(Collected data entries)
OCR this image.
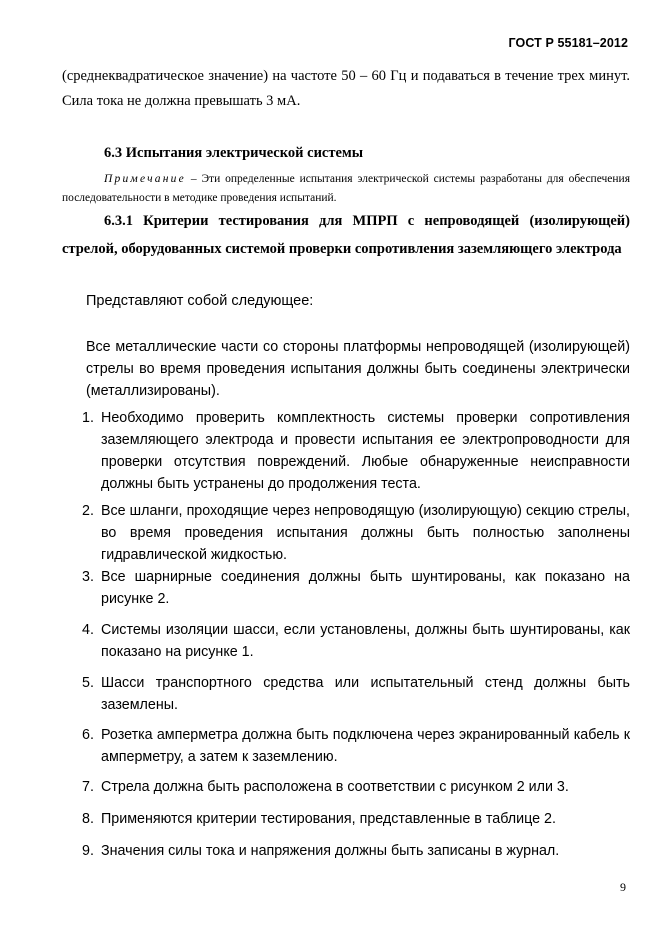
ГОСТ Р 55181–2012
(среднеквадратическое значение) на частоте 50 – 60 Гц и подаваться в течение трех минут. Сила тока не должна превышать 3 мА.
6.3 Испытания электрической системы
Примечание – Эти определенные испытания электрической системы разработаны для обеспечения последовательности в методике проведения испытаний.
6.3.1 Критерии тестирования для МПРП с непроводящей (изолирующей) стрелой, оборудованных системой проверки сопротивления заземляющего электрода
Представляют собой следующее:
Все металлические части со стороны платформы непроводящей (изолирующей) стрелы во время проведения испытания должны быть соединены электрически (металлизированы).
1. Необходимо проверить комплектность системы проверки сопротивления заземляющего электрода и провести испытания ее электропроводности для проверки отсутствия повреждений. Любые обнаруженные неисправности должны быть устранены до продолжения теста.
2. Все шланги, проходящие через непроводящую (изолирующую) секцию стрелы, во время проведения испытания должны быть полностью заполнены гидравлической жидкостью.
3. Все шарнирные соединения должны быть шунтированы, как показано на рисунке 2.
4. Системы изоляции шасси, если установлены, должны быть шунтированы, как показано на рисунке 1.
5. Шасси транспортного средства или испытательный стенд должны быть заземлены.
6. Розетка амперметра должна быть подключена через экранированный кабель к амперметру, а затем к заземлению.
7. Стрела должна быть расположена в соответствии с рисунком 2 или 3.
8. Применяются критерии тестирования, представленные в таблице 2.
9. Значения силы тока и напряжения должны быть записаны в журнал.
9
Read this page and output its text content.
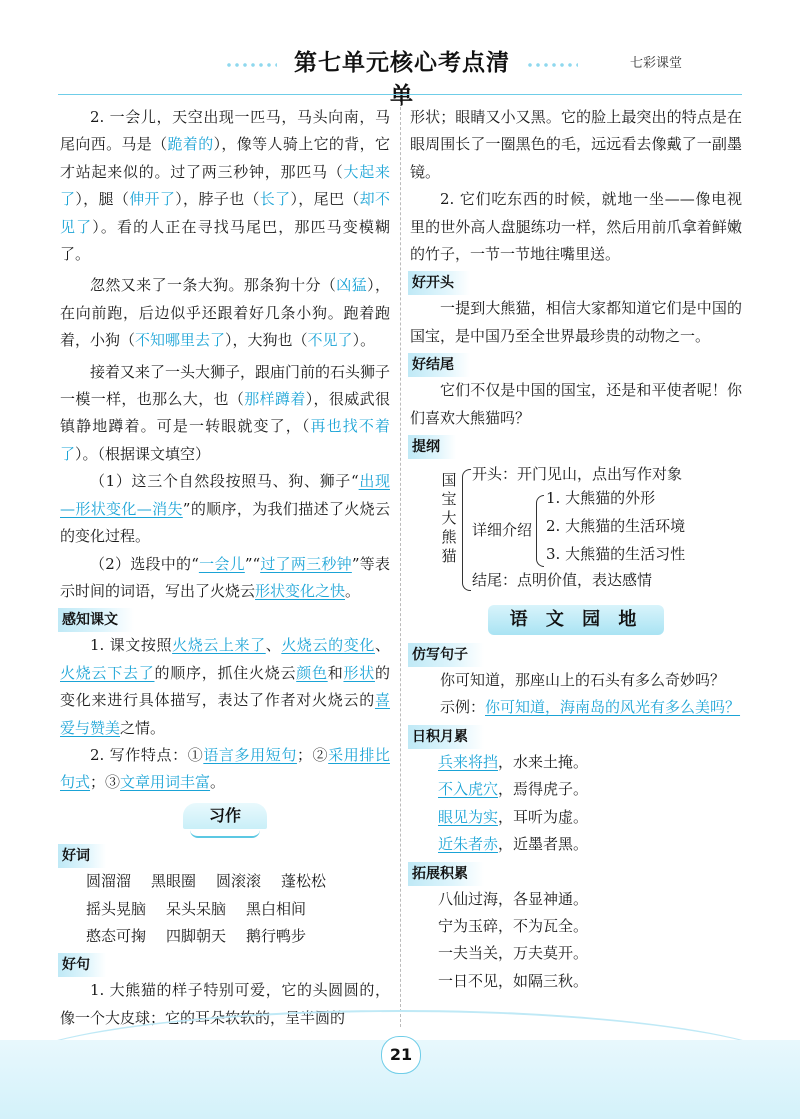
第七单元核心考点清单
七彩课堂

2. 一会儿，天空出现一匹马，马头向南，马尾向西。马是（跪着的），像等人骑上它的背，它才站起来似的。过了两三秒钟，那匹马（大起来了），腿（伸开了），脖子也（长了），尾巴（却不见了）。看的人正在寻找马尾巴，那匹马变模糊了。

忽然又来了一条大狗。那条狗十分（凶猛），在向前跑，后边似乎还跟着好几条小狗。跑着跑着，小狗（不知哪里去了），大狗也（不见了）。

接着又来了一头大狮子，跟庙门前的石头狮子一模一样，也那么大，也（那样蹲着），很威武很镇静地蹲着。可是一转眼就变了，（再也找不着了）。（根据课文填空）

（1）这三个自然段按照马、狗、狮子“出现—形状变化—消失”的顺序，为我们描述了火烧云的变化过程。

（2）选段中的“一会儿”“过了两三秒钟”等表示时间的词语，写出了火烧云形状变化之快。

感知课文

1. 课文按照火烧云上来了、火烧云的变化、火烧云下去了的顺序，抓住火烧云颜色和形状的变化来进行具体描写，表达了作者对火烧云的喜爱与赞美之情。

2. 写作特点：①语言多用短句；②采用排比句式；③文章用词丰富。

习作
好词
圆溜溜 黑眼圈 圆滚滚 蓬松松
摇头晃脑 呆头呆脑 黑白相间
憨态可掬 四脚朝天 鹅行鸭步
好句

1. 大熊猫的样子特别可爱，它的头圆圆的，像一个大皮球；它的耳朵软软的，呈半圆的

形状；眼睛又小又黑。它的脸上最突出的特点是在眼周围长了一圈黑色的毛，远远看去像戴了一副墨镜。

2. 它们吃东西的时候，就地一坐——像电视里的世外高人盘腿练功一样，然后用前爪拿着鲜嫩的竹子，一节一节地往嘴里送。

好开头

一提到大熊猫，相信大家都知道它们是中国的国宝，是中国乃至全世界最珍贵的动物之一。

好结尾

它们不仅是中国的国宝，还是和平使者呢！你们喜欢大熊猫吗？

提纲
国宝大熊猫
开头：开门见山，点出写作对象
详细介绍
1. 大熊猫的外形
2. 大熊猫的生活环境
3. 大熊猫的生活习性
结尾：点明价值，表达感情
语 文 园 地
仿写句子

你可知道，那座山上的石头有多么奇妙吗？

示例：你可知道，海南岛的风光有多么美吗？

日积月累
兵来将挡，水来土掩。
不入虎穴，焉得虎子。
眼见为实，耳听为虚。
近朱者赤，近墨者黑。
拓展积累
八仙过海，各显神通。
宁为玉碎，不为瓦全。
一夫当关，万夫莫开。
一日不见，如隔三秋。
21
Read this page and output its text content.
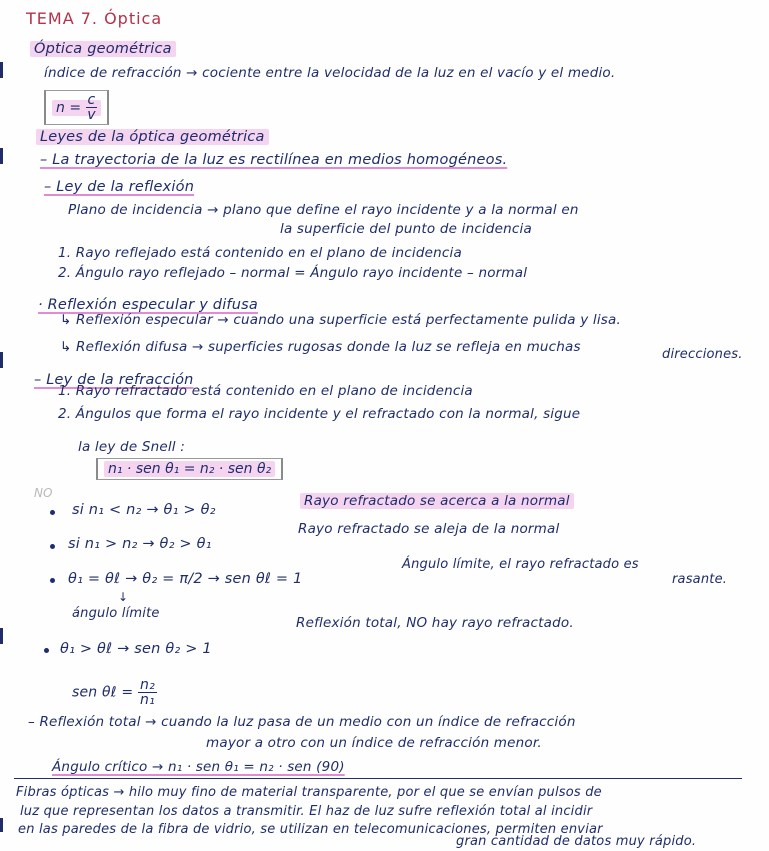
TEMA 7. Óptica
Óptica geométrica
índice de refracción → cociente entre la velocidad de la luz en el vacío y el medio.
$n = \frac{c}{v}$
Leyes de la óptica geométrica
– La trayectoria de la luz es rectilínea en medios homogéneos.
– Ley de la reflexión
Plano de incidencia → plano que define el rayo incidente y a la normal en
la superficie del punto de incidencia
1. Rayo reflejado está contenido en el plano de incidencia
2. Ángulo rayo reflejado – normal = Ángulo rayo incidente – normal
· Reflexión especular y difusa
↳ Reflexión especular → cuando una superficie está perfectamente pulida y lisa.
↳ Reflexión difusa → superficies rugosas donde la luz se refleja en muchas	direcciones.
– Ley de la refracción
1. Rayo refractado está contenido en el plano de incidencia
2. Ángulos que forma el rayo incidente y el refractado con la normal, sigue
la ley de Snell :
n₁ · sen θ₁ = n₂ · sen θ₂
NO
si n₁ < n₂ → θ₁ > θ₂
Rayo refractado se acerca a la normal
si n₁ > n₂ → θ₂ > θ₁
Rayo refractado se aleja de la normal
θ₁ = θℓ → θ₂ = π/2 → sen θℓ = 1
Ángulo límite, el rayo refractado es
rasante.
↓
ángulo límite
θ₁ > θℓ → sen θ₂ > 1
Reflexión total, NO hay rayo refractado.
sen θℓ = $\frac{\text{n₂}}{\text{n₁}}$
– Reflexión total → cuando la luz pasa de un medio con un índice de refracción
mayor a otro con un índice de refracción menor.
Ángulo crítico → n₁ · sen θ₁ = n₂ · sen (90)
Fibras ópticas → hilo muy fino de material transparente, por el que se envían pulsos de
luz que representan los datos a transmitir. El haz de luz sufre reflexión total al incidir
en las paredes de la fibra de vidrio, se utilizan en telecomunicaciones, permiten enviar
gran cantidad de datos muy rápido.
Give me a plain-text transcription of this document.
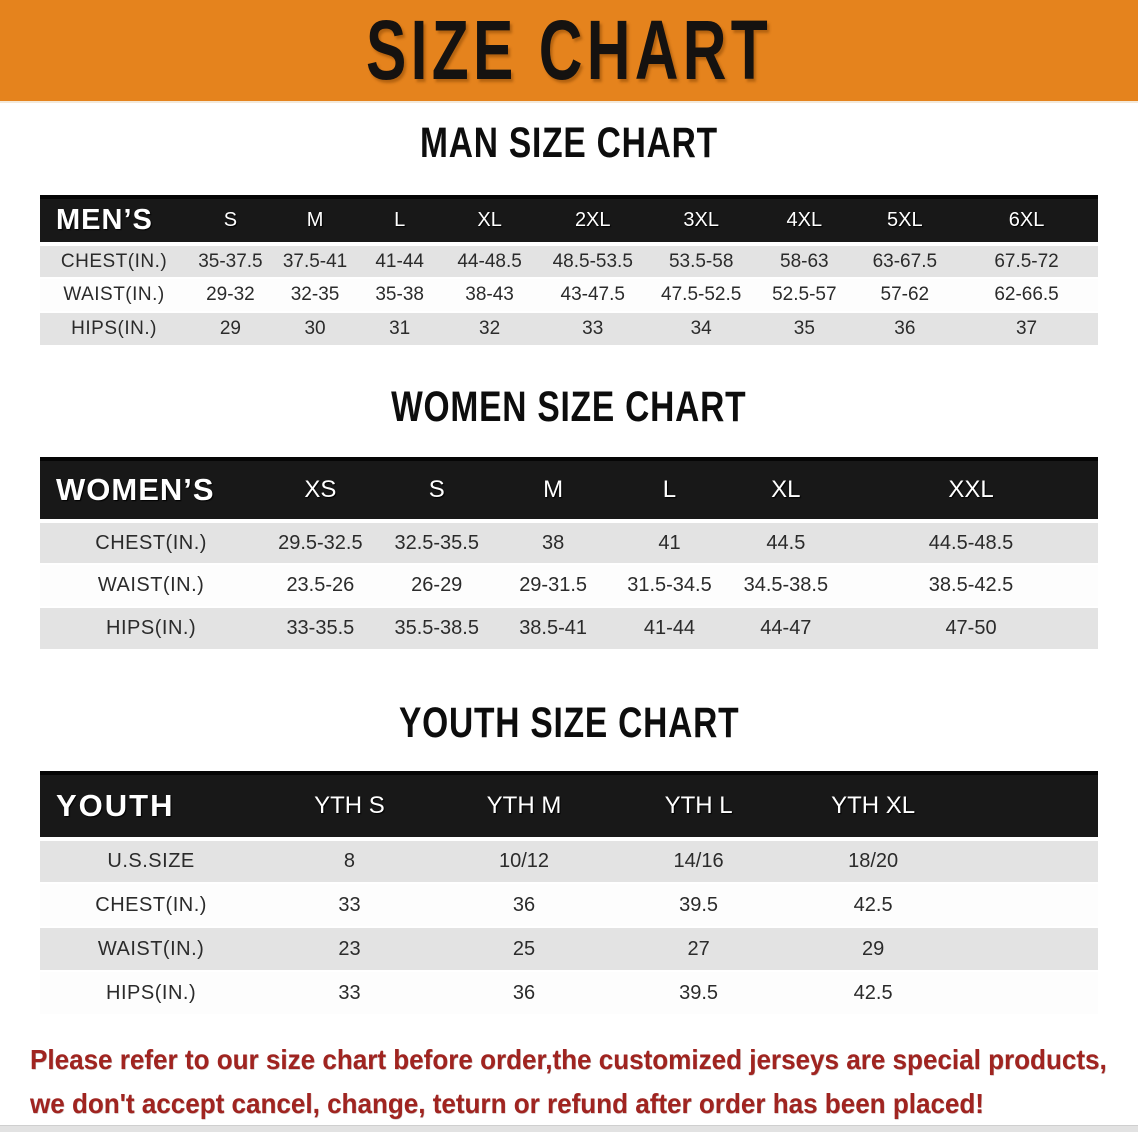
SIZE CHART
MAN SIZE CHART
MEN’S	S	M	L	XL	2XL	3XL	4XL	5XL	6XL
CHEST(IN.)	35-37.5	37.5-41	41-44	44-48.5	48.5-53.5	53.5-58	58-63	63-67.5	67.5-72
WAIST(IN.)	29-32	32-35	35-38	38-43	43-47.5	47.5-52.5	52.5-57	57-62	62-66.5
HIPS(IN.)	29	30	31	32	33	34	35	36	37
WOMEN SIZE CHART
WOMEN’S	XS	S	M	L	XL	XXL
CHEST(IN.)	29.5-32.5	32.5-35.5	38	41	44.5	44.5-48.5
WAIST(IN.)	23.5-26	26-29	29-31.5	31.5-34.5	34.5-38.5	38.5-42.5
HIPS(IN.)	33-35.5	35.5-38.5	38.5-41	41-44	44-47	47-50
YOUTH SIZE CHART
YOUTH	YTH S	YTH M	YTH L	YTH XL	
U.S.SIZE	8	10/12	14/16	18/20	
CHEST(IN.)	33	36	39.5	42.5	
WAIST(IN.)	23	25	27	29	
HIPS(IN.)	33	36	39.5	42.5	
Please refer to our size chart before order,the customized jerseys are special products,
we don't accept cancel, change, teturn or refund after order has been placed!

> [WRITTEN PROBLEM] Every line should be retyped exactly, with the pictures omitted.

> [THE SOLUTION]
OCR this image.
ГОСТ Р 55181–2012
(среднеквадратическое значение) на частоте 50 – 60 Гц и подаваться в течение трех минут. Сила тока не должна превышать 3 мА.
6.3 Испытания электрической системы
Примечание – Эти определенные испытания электрической системы разработаны для обеспечения последовательности в методике проведения испытаний.
6.3.1 Критерии тестирования для МПРП с непроводящей (изолирующей) стрелой, оборудованных системой проверки сопротивления заземляющего электрода
Представляют собой следующее:
Все металлические части со стороны платформы непроводящей (изолирующей) стрелы во время проведения испытания должны быть соединены электрически (металлизированы).
1. Необходимо проверить комплектность системы проверки сопротивления заземляющего электрода и провести испытания ее электропроводности для проверки отсутствия повреждений. Любые обнаруженные неисправности должны быть устранены до продолжения теста.
2. Все шланги, проходящие через непроводящую (изолирующую) секцию стрелы, во время проведения испытания должны быть полностью заполнены гидравлической жидкостью.
3. Все шарнирные соединения должны быть шунтированы, как показано на рисунке 2.
4. Системы изоляции шасси, если установлены, должны быть шунтированы, как показано на рисунке 1.
5. Шасси транспортного средства или испытательный стенд должны быть заземлены.
6. Розетка амперметра должна быть подключена через экранированный кабель к амперметру, а затем к заземлению.
7. Стрела должна быть расположена в соответствии с рисунком 2 или 3.
8. Применяются критерии тестирования, представленные в таблице 2.
9. Значения силы тока и напряжения должны быть записаны в журнал.
9
Read this page and output its text content.
第七单元核心考点清单
七彩课堂

2. 一会儿，天空出现一匹马，马头向南，马尾向西。马是（跪着的），像等人骑上它的背，它才站起来似的。过了两三秒钟，那匹马（大起来了），腿（伸开了），脖子也（长了），尾巴（却不见了）。看的人正在寻找马尾巴，那匹马变模糊了。

忽然又来了一条大狗。那条狗十分（凶猛），在向前跑，后边似乎还跟着好几条小狗。跑着跑着，小狗（不知哪里去了），大狗也（不见了）。

接着又来了一头大狮子，跟庙门前的石头狮子一模一样，也那么大，也（那样蹲着），很威武很镇静地蹲着。可是一转眼就变了，（再也找不着了）。（根据课文填空）

（1）这三个自然段按照马、狗、狮子“出现—形状变化—消失”的顺序，为我们描述了火烧云的变化过程。

（2）选段中的“一会儿”“过了两三秒钟”等表示时间的词语，写出了火烧云形状变化之快。

感知课文

1. 课文按照火烧云上来了、火烧云的变化、火烧云下去了的顺序，抓住火烧云颜色和形状的变化来进行具体描写，表达了作者对火烧云的喜爱与赞美之情。

2. 写作特点：①语言多用短句；②采用排比句式；③文章用词丰富。

习作
好词
圆溜溜 黑眼圈 圆滚滚 蓬松松
摇头晃脑 呆头呆脑 黑白相间
憨态可掬 四脚朝天 鹅行鸭步
好句

1. 大熊猫的样子特别可爱，它的头圆圆的，像一个大皮球；它的耳朵软软的，呈半圆的

形状；眼睛又小又黑。它的脸上最突出的特点是在眼周围长了一圈黑色的毛，远远看去像戴了一副墨镜。

2. 它们吃东西的时候，就地一坐——像电视里的世外高人盘腿练功一样，然后用前爪拿着鲜嫩的竹子，一节一节地往嘴里送。

好开头

一提到大熊猫，相信大家都知道它们是中国的国宝，是中国乃至全世界最珍贵的动物之一。

好结尾

它们不仅是中国的国宝，还是和平使者呢！你们喜欢大熊猫吗？

提纲
国宝大熊猫
开头：开门见山，点出写作对象
详细介绍
1. 大熊猫的外形
2. 大熊猫的生活环境
3. 大熊猫的生活习性
结尾：点明价值，表达感情
语 文 园 地
仿写句子

你可知道，那座山上的石头有多么奇妙吗？

示例：你可知道，海南岛的风光有多么美吗？

日积月累
兵来将挡，水来土掩。
不入虎穴，焉得虎子。
眼见为实，耳听为虚。
近朱者赤，近墨者黑。
拓展积累
八仙过海，各显神通。
宁为玉碎，不为瓦全。
一夫当关，万夫莫开。
一日不见，如隔三秋。
21
Read this page and output its text content.
TEMA 7. Óptica
Óptica geométrica
índice de refracción → cociente entre la velocidad de la luz en el vacío y el medio.
$n = \frac{c}{v}$
Leyes de la óptica geométrica
– La trayectoria de la luz es rectilínea en medios homogéneos.
– Ley de la reflexión
Plano de incidencia → plano que define el rayo incidente y a la normal en
la superficie del punto de incidencia
1. Rayo reflejado está contenido en el plano de incidencia
2. Ángulo rayo reflejado – normal = Ángulo rayo incidente – normal
· Reflexión especular y difusa
↳ Reflexión especular → cuando una superficie está perfectamente pulida y lisa.
↳ Reflexión difusa → superficies rugosas donde la luz se refleja en muchas	direcciones.
– Ley de la refracción
1. Rayo refractado está contenido en el plano de incidencia
2. Ángulos que forma el rayo incidente y el refractado con la normal, sigue
la ley de Snell :
n₁ · sen θ₁ = n₂ · sen θ₂
NO
si n₁ < n₂ → θ₁ > θ₂
Rayo refractado se acerca a la normal
si n₁ > n₂ → θ₂ > θ₁
Rayo refractado se aleja de la normal
θ₁ = θℓ → θ₂ = π/2 → sen θℓ = 1
Ángulo límite, el rayo refractado es
rasante.
↓
ángulo límite
θ₁ > θℓ → sen θ₂ > 1
Reflexión total, NO hay rayo refractado.
sen θℓ = $\frac{\text{n₂}}{\text{n₁}}$
– Reflexión total → cuando la luz pasa de un medio con un índice de refracción
mayor a otro con un índice de refracción menor.
Ángulo crítico → n₁ · sen θ₁ = n₂ · sen (90)
Fibras ópticas → hilo muy fino de material transparente, por el que se envían pulsos de
luz que representan los datos a transmitir. El haz de luz sufre reflexión total al incidir
en las paredes de la fibra de vidrio, se utilizan en telecomunicaciones, permiten enviar
gran cantidad de datos muy rápido.
Give me a plain-text transcription of this document.
SIZE CHART
MAN SIZE CHART
MEN’S	S	M	L	XL	2XL	3XL	4XL	5XL	6XL
CHEST(IN.)	35-37.5	37.5-41	41-44	44-48.5	48.5-53.5	53.5-58	58-63	63-67.5	67.5-72
WAIST(IN.)	29-32	32-35	35-38	38-43	43-47.5	47.5-52.5	52.5-57	57-62	62-66.5
HIPS(IN.)	29	30	31	32	33	34	35	36	37
WOMEN SIZE CHART
WOMEN’S	XS	S	M	L	XL	XXL
CHEST(IN.)	29.5-32.5	32.5-35.5	38	41	44.5	44.5-48.5
WAIST(IN.)	23.5-26	26-29	29-31.5	31.5-34.5	34.5-38.5	38.5-42.5
HIPS(IN.)	33-35.5	35.5-38.5	38.5-41	41-44	44-47	47-50
YOUTH SIZE CHART
YOUTH	YTH S	YTH M	YTH L	YTH XL	
U.S.SIZE	8	10/12	14/16	18/20	
CHEST(IN.)	33	36	39.5	42.5	
WAIST(IN.)	23	25	27	29	
HIPS(IN.)	33	36	39.5	42.5	
Please refer to our size chart before order,the customized jerseys are special products,
we don't accept cancel, change, teturn or refund after order has been placed!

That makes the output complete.